§ **AIM**: All the data must come back unchanged, except that pictures are left out.

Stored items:

§

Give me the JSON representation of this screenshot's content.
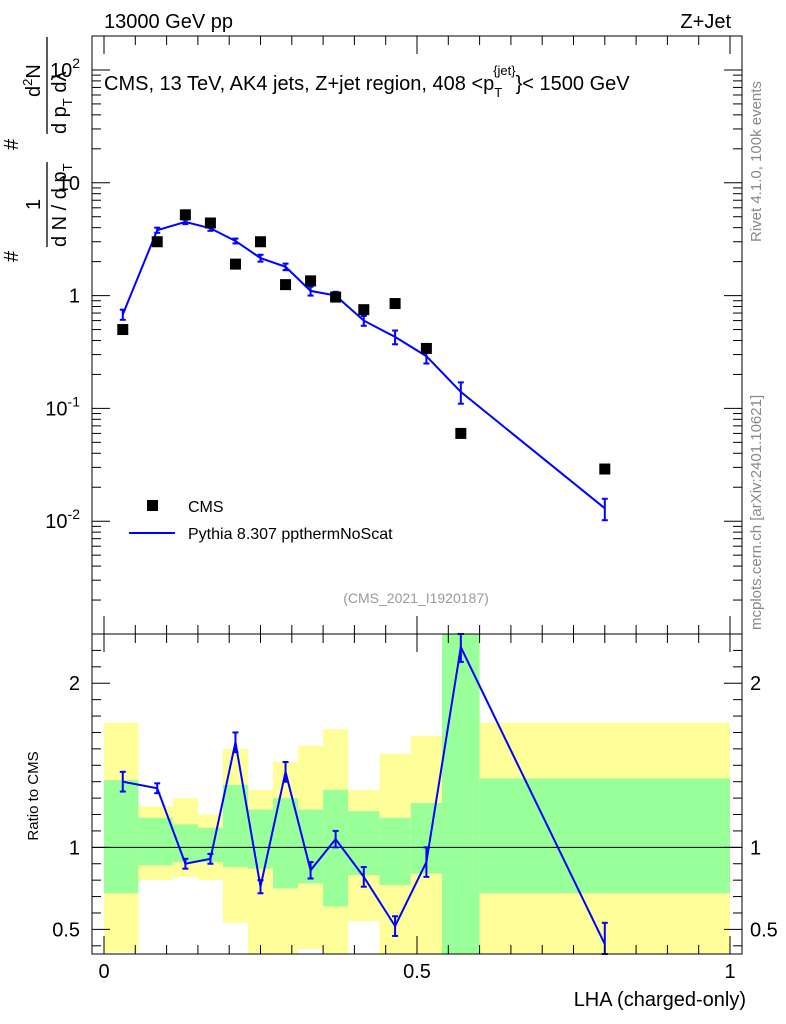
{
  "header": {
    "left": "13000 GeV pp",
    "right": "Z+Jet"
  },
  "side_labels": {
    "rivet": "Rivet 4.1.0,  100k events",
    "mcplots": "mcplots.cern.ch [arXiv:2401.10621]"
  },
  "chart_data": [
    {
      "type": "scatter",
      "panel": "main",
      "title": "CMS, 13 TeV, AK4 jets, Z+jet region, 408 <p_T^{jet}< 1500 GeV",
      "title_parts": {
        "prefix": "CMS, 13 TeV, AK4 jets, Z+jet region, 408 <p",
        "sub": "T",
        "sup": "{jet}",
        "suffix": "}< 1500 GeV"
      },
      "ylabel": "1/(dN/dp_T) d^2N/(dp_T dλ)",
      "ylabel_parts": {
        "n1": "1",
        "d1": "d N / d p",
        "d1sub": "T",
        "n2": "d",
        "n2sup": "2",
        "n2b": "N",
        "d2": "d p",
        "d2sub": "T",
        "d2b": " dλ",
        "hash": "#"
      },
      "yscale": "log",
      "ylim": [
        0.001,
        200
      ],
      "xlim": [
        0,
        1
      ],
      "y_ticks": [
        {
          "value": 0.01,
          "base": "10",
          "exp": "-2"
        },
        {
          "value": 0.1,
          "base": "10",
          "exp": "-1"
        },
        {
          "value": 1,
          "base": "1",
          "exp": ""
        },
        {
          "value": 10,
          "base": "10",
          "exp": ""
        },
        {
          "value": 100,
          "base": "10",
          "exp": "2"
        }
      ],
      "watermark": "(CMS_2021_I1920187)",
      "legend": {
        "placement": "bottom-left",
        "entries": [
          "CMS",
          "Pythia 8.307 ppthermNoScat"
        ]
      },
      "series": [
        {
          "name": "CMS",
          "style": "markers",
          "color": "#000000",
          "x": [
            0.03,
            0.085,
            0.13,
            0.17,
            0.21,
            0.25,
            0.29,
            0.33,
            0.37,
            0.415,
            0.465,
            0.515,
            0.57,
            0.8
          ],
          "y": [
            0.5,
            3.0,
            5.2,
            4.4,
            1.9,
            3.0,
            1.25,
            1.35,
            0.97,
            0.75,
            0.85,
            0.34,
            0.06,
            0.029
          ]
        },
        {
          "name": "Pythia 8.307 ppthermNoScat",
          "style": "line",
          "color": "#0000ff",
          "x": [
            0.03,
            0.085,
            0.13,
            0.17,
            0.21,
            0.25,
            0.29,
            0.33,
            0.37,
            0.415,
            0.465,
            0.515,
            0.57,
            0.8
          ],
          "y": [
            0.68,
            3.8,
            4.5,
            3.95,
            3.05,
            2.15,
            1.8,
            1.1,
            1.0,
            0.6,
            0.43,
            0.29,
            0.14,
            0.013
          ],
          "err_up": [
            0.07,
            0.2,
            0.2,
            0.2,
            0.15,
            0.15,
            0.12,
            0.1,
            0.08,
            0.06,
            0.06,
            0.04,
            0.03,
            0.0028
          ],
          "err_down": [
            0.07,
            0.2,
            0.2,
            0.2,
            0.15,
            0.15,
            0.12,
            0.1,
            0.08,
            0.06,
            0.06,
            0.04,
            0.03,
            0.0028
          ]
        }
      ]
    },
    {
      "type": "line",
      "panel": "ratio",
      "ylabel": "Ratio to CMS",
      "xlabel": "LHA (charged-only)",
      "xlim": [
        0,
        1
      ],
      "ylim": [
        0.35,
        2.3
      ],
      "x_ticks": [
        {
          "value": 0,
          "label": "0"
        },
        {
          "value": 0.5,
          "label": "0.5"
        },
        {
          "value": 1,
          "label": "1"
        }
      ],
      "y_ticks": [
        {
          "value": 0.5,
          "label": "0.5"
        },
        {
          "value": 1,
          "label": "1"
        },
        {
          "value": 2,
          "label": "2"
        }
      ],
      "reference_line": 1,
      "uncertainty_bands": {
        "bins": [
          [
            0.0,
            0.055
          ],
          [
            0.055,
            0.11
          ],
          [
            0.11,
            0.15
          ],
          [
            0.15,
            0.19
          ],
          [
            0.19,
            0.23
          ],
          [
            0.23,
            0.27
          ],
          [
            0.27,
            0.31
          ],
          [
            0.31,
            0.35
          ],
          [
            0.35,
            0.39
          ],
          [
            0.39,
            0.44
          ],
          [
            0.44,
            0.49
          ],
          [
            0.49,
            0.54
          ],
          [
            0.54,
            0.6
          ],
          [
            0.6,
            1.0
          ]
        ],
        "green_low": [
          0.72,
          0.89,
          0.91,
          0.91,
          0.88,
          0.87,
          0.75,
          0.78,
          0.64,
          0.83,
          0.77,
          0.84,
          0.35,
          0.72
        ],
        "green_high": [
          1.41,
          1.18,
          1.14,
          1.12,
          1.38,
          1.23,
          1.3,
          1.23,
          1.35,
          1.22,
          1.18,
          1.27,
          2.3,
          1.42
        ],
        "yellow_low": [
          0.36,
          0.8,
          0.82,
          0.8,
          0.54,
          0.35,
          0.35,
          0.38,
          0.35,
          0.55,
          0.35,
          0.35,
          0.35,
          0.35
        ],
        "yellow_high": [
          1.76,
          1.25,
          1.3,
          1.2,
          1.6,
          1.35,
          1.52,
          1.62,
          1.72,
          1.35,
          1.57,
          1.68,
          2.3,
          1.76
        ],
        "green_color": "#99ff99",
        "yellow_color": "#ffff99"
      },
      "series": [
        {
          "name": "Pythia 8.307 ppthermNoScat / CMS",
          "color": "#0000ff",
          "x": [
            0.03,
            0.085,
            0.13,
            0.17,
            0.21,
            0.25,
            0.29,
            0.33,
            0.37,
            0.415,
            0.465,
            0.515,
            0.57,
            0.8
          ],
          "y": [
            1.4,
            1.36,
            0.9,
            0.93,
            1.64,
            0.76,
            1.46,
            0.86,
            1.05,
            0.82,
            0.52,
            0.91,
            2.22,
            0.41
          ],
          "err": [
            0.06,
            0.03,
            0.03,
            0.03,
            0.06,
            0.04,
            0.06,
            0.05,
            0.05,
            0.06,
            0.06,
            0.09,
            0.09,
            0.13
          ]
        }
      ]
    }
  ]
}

§

§ **ANSWER IN FULL**:
Give me the JSON representation of this screenshot's content.
{
  "header": {
    "left": "13000 GeV pp",
    "right": "Z+Jet"
  },
  "side_labels": {
    "rivet": "Rivet 4.1.0,  100k events",
    "mcplots": "mcplots.cern.ch [arXiv:2401.10621]"
  },
  "chart_data": [
    {
      "type": "scatter",
      "panel": "main",
      "title": "CMS, 13 TeV, AK4 jets, Z+jet region, 408 <p_T^{jet}< 1500 GeV",
      "title_parts": {
        "prefix": "CMS, 13 TeV, AK4 jets, Z+jet region, 408 <p",
        "sub": "T",
        "sup": "{jet}",
        "suffix": "}< 1500 GeV"
      },
      "ylabel": "1/(dN/dp_T) d^2N/(dp_T dλ)",
      "ylabel_parts": {
        "n1": "1",
        "d1": "d N / d p",
        "d1sub": "T",
        "n2": "d",
        "n2sup": "2",
        "n2b": "N",
        "d2": "d p",
        "d2sub": "T",
        "d2b": " dλ",
        "hash": "#"
      },
      "yscale": "log",
      "ylim": [
        0.001,
        200
      ],
      "xlim": [
        0,
        1
      ],
      "y_ticks": [
        {
          "value": 0.01,
          "base": "10",
          "exp": "-2"
        },
        {
          "value": 0.1,
          "base": "10",
          "exp": "-1"
        },
        {
          "value": 1,
          "base": "1",
          "exp": ""
        },
        {
          "value": 10,
          "base": "10",
          "exp": ""
        },
        {
          "value": 100,
          "base": "10",
          "exp": "2"
        }
      ],
      "watermark": "(CMS_2021_I1920187)",
      "legend": {
        "placement": "bottom-left",
        "entries": [
          "CMS",
          "Pythia 8.307 ppthermNoScat"
        ]
      },
      "series": [
        {
          "name": "CMS",
          "style": "markers",
          "color": "#000000",
          "x": [
            0.03,
            0.085,
            0.13,
            0.17,
            0.21,
            0.25,
            0.29,
            0.33,
            0.37,
            0.415,
            0.465,
            0.515,
            0.57,
            0.8
          ],
          "y": [
            0.5,
            3.0,
            5.2,
            4.4,
            1.9,
            3.0,
            1.25,
            1.35,
            0.97,
            0.75,
            0.85,
            0.34,
            0.06,
            0.029
          ]
        },
        {
          "name": "Pythia 8.307 ppthermNoScat",
          "style": "line",
          "color": "#0000ff",
          "x": [
            0.03,
            0.085,
            0.13,
            0.17,
            0.21,
            0.25,
            0.29,
            0.33,
            0.37,
            0.415,
            0.465,
            0.515,
            0.57,
            0.8
          ],
          "y": [
            0.68,
            3.8,
            4.5,
            3.95,
            3.05,
            2.15,
            1.8,
            1.1,
            1.0,
            0.6,
            0.43,
            0.29,
            0.14,
            0.013
          ],
          "err_up": [
            0.07,
            0.2,
            0.2,
            0.2,
            0.15,
            0.15,
            0.12,
            0.1,
            0.08,
            0.06,
            0.06,
            0.04,
            0.03,
            0.0028
          ],
          "err_down": [
            0.07,
            0.2,
            0.2,
            0.2,
            0.15,
            0.15,
            0.12,
            0.1,
            0.08,
            0.06,
            0.06,
            0.04,
            0.03,
            0.0028
          ]
        }
      ]
    },
    {
      "type": "line",
      "panel": "ratio",
      "ylabel": "Ratio to CMS",
      "xlabel": "LHA (charged-only)",
      "xlim": [
        0,
        1
      ],
      "ylim": [
        0.35,
        2.3
      ],
      "x_ticks": [
        {
          "value": 0,
          "label": "0"
        },
        {
          "value": 0.5,
          "label": "0.5"
        },
        {
          "value": 1,
          "label": "1"
        }
      ],
      "y_ticks": [
        {
          "value": 0.5,
          "label": "0.5"
        },
        {
          "value": 1,
          "label": "1"
        },
        {
          "value": 2,
          "label": "2"
        }
      ],
      "reference_line": 1,
      "uncertainty_bands": {
        "bins": [
          [
            0.0,
            0.055
          ],
          [
            0.055,
            0.11
          ],
          [
            0.11,
            0.15
          ],
          [
            0.15,
            0.19
          ],
          [
            0.19,
            0.23
          ],
          [
            0.23,
            0.27
          ],
          [
            0.27,
            0.31
          ],
          [
            0.31,
            0.35
          ],
          [
            0.35,
            0.39
          ],
          [
            0.39,
            0.44
          ],
          [
            0.44,
            0.49
          ],
          [
            0.49,
            0.54
          ],
          [
            0.54,
            0.6
          ],
          [
            0.6,
            1.0
          ]
        ],
        "green_low": [
          0.72,
          0.89,
          0.91,
          0.91,
          0.88,
          0.87,
          0.75,
          0.78,
          0.64,
          0.83,
          0.77,
          0.84,
          0.35,
          0.72
        ],
        "green_high": [
          1.41,
          1.18,
          1.14,
          1.12,
          1.38,
          1.23,
          1.3,
          1.23,
          1.35,
          1.22,
          1.18,
          1.27,
          2.3,
          1.42
        ],
        "yellow_low": [
          0.36,
          0.8,
          0.82,
          0.8,
          0.54,
          0.35,
          0.35,
          0.38,
          0.35,
          0.55,
          0.35,
          0.35,
          0.35,
          0.35
        ],
        "yellow_high": [
          1.76,
          1.25,
          1.3,
          1.2,
          1.6,
          1.35,
          1.52,
          1.62,
          1.72,
          1.35,
          1.57,
          1.68,
          2.3,
          1.76
        ],
        "green_color": "#99ff99",
        "yellow_color": "#ffff99"
      },
      "series": [
        {
          "name": "Pythia 8.307 ppthermNoScat / CMS",
          "color": "#0000ff",
          "x": [
            0.03,
            0.085,
            0.13,
            0.17,
            0.21,
            0.25,
            0.29,
            0.33,
            0.37,
            0.415,
            0.465,
            0.515,
            0.57,
            0.8
          ],
          "y": [
            1.4,
            1.36,
            0.9,
            0.93,
            1.64,
            0.76,
            1.46,
            0.86,
            1.05,
            0.82,
            0.52,
            0.91,
            2.22,
            0.41
          ],
          "err": [
            0.06,
            0.03,
            0.03,
            0.03,
            0.06,
            0.04,
            0.06,
            0.05,
            0.05,
            0.06,
            0.06,
            0.09,
            0.09,
            0.13
          ]
        }
      ]
    }
  ]
}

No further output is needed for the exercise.